▸ **Exercise**
Select each line where the word "label" appears.
──────────────────────────────
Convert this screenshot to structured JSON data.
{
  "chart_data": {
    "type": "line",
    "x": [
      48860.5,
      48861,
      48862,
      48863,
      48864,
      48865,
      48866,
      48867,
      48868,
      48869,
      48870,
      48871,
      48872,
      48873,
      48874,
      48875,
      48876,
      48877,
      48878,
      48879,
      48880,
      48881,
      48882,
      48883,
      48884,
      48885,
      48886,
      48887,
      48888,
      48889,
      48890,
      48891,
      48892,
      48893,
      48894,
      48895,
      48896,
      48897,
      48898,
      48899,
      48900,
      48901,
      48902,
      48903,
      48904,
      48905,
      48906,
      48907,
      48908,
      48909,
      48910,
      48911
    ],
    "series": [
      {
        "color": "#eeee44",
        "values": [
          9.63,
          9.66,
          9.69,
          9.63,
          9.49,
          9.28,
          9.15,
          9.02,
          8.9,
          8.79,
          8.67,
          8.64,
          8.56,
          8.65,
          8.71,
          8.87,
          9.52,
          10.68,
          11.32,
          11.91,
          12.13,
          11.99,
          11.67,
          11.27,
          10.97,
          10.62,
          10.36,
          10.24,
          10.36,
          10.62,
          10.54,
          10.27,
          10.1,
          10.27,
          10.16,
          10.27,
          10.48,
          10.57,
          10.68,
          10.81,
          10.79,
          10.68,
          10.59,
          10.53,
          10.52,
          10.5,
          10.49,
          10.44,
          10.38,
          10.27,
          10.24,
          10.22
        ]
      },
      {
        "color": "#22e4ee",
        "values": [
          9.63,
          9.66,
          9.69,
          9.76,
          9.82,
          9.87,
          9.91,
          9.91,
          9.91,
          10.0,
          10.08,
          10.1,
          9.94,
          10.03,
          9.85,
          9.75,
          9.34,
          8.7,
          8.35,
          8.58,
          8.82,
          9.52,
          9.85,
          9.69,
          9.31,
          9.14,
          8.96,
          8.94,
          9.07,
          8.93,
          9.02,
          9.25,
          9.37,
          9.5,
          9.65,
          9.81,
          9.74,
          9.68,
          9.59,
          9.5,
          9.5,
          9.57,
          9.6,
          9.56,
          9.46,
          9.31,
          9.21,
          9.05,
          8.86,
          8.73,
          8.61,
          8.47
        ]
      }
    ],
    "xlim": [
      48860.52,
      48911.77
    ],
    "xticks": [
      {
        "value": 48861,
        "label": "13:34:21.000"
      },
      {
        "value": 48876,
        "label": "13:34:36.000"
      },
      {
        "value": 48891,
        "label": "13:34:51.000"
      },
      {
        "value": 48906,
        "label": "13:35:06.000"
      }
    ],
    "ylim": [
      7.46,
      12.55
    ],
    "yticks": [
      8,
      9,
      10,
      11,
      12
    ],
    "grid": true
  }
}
──────────────────────────────
▸ **Answer to the exercise**
        "label": "13:34:21.000"
        "label": "13:34:36.000"
        "label": "13:34:51.000"
        "label": "13:35:06.000"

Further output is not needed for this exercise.